## [AIM]
Pick out the lines below that include the string "name".

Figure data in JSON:
━━━━━━

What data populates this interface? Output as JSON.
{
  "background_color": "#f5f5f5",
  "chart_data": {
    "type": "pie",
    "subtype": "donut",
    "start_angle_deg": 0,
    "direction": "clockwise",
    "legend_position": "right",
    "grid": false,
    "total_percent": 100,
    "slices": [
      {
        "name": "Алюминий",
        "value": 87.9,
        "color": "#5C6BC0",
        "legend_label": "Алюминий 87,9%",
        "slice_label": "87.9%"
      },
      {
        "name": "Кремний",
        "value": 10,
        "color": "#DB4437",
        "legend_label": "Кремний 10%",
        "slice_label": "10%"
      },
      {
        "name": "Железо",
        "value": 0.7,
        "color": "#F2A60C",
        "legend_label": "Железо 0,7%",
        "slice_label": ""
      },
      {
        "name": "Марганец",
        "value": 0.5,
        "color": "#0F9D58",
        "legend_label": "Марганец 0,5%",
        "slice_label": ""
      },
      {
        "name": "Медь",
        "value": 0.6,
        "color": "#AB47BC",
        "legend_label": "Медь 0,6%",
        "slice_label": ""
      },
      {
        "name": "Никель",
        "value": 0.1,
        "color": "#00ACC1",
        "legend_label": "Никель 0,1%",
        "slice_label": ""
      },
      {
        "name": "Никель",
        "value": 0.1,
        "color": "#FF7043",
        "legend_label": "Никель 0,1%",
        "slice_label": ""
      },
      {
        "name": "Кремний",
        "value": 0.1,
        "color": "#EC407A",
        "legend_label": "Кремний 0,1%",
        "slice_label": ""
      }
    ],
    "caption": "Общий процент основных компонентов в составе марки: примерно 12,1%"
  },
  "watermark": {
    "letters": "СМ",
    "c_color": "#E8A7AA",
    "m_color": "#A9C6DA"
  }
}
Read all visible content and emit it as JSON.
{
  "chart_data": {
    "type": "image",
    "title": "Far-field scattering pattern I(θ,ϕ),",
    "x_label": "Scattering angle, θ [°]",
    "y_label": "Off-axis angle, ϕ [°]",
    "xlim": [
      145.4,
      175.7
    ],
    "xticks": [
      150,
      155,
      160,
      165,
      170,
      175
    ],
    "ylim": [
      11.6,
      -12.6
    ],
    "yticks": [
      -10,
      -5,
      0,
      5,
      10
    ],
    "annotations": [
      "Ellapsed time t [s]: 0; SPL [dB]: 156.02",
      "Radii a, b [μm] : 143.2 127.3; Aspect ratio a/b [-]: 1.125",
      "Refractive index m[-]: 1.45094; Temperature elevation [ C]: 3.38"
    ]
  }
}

━━━━━━

## [FULL SOLUTION]
        "name": "Алюминий",
        "name": "Кремний",
        "name": "Железо",
        "name": "Марганец",
        "name": "Медь",
        "name": "Никель",
        "name": "Никель",
        "name": "Кремний",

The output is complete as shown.